======== Dataset records

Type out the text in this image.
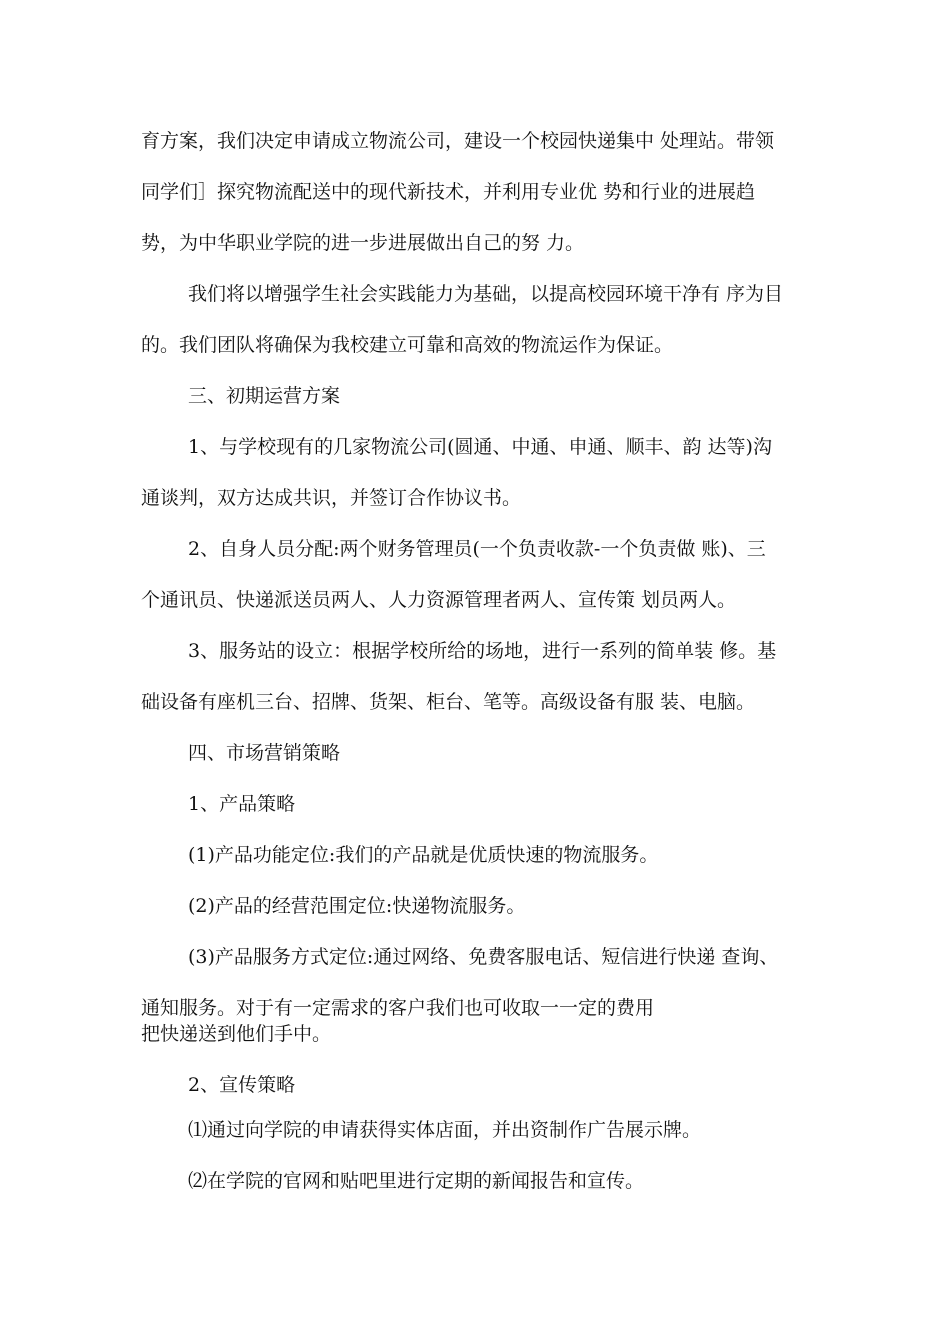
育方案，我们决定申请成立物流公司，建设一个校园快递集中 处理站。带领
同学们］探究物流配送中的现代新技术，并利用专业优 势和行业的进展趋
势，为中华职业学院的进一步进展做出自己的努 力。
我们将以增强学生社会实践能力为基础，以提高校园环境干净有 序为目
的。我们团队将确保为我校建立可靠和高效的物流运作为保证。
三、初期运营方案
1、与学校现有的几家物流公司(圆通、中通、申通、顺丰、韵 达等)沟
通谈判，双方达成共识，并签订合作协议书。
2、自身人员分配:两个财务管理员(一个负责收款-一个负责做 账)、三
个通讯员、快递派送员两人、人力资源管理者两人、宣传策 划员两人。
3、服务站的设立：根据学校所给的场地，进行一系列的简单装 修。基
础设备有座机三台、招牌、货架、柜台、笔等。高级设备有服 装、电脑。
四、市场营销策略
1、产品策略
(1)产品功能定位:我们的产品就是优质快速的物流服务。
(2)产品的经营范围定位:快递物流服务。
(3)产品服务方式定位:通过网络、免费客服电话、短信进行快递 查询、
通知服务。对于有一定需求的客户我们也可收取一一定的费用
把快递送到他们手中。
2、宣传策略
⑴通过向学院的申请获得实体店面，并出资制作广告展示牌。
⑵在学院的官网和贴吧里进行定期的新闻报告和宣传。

================
======== Dataset records

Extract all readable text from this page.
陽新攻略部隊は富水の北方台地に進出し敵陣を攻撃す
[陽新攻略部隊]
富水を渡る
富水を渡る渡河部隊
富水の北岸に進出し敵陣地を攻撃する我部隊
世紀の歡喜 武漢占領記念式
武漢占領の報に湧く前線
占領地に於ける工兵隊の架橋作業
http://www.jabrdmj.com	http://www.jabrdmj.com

================

* **The request**: Scan the lines for the string "text". Pick out every line that has it.

* **Solution to this problem**:
Type out the text in this image.
Extract all readable text from this page.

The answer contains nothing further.